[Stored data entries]
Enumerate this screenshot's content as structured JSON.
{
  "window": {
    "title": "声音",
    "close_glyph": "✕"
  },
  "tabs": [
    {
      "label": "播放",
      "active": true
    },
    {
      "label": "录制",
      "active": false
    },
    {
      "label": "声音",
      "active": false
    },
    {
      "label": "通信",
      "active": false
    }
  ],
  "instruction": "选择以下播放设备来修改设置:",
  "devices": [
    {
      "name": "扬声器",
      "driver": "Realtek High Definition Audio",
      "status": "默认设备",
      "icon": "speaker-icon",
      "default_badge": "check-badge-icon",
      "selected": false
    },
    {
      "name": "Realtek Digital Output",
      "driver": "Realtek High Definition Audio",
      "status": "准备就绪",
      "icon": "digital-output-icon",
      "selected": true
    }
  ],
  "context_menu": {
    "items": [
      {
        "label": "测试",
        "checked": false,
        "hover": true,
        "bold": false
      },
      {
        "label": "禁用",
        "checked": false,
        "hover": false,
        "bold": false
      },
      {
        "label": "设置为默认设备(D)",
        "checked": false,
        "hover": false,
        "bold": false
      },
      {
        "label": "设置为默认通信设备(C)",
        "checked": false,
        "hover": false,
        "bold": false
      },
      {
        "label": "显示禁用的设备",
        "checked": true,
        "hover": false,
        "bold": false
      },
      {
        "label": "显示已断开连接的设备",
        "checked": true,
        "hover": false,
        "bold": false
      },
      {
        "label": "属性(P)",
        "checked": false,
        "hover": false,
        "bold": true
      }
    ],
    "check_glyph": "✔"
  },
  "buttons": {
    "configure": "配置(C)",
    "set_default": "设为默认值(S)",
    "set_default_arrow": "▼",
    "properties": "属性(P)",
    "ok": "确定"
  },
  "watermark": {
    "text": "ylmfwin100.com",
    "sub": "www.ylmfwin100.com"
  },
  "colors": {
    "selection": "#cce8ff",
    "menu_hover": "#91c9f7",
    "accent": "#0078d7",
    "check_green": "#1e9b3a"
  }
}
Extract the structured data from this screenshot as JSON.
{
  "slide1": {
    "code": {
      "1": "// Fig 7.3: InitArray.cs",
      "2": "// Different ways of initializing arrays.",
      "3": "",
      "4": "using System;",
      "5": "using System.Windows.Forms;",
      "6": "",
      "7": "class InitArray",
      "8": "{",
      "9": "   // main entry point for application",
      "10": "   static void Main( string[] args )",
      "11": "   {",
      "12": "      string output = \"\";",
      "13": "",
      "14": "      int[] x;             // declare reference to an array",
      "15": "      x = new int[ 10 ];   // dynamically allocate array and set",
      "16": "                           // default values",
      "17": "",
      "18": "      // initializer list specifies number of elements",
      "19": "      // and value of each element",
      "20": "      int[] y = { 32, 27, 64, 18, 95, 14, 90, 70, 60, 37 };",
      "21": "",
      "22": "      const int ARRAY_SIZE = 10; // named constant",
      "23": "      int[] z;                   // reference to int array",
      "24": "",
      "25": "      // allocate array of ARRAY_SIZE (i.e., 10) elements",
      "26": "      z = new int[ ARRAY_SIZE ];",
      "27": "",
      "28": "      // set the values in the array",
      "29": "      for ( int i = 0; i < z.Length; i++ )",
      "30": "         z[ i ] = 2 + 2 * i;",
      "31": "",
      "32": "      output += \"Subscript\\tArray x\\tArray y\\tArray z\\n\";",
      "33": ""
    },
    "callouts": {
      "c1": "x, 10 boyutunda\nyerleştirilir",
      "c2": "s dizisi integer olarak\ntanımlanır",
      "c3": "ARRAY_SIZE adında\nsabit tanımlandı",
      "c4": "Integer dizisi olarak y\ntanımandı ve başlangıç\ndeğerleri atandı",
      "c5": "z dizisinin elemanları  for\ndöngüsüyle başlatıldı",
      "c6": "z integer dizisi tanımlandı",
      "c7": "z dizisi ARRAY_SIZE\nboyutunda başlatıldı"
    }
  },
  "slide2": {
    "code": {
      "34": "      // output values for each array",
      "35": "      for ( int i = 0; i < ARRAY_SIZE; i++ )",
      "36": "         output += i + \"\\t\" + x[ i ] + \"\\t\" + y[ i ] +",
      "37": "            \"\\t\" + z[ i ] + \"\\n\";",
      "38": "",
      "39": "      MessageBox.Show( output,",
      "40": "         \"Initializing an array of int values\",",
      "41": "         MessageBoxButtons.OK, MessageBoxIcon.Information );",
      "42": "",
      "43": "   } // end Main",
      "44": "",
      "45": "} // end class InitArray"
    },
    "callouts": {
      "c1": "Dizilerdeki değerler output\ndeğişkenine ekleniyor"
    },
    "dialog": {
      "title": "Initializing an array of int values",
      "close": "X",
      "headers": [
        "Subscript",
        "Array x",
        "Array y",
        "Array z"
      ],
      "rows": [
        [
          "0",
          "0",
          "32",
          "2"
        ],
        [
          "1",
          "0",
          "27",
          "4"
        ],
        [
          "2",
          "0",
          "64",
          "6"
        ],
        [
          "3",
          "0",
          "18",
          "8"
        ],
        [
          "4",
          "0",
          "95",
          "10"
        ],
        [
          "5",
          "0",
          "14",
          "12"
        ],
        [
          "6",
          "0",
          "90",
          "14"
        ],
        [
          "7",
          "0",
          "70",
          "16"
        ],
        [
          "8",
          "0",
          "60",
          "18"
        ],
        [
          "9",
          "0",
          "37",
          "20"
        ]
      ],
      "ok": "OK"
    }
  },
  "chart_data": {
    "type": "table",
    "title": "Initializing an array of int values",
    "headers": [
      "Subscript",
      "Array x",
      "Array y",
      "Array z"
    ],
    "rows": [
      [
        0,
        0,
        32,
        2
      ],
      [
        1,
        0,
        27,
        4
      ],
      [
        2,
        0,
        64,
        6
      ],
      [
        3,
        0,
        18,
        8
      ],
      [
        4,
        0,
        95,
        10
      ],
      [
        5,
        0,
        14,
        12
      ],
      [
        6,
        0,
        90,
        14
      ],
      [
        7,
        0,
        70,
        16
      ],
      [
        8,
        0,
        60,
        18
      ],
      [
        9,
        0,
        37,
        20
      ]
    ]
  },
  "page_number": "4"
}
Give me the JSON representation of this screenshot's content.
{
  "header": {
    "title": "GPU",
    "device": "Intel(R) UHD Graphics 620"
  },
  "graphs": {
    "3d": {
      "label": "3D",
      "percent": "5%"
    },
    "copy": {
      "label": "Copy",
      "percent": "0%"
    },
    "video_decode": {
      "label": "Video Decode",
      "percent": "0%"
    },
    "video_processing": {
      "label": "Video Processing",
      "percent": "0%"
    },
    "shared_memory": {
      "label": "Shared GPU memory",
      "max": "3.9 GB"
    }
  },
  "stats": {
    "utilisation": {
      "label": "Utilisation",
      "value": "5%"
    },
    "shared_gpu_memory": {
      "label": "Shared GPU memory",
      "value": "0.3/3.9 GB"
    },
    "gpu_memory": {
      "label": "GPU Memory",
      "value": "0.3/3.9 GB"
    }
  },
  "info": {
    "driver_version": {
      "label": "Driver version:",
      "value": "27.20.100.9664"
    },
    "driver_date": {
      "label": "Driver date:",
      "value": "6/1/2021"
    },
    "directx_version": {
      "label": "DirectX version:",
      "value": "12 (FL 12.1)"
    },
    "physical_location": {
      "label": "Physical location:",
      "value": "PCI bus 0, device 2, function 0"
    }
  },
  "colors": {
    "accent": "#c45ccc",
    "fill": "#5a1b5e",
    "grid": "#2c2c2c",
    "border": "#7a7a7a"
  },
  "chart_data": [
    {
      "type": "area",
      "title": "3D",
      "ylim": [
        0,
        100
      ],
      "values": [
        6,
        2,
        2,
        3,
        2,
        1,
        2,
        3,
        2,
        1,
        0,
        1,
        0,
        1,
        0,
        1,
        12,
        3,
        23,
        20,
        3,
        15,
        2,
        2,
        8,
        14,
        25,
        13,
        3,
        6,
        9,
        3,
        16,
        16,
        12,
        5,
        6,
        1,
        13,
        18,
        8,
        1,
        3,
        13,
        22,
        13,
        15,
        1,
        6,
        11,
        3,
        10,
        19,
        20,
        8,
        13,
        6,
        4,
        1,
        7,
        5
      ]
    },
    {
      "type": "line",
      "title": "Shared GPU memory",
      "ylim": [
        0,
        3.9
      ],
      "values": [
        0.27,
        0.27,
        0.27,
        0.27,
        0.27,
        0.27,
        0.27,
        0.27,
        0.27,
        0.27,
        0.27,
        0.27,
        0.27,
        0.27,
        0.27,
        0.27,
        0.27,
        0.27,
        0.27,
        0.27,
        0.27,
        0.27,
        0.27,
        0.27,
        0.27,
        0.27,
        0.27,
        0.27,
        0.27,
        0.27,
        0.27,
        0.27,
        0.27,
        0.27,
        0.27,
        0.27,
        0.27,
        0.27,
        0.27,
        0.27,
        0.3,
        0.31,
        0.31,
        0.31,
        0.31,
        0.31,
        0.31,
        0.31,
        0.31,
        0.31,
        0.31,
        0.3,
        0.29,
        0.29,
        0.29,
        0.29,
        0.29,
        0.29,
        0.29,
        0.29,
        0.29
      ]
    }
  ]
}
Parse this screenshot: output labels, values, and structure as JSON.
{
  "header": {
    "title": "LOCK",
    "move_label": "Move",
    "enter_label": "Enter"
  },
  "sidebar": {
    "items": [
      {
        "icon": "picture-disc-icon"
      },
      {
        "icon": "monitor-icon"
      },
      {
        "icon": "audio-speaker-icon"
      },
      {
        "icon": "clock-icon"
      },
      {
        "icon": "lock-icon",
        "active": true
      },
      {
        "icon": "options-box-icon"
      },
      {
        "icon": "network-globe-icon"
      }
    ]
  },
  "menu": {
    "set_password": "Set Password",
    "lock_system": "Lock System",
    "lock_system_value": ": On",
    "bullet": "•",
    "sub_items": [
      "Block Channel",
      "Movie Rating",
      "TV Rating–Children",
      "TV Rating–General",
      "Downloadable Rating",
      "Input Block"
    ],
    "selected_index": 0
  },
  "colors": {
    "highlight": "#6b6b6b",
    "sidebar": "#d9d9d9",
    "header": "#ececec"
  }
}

### REQUIREMENT
Reproduce exactly the lines from the one with "Parse this screenshot: output" through the end of the entries above, both ends included.

### WRITTEN SOLUTION
Parse this screenshot: output labels, values, and structure as JSON.
{
  "header": {
    "title": "LOCK",
    "move_label": "Move",
    "enter_label": "Enter"
  },
  "sidebar": {
    "items": [
      {
        "icon": "picture-disc-icon"
      },
      {
        "icon": "monitor-icon"
      },
      {
        "icon": "audio-speaker-icon"
      },
      {
        "icon": "clock-icon"
      },
      {
        "icon": "lock-icon",
        "active": true
      },
      {
        "icon": "options-box-icon"
      },
      {
        "icon": "network-globe-icon"
      }
    ]
  },
  "menu": {
    "set_password": "Set Password",
    "lock_system": "Lock System",
    "lock_system_value": ": On",
    "bullet": "•",
    "sub_items": [
      "Block Channel",
      "Movie Rating",
      "TV Rating–Children",
      "TV Rating–General",
      "Downloadable Rating",
      "Input Block"
    ],
    "selected_index": 0
  },
  "colors": {
    "highlight": "#6b6b6b",
    "sidebar": "#d9d9d9",
    "header": "#ececec"
  }
}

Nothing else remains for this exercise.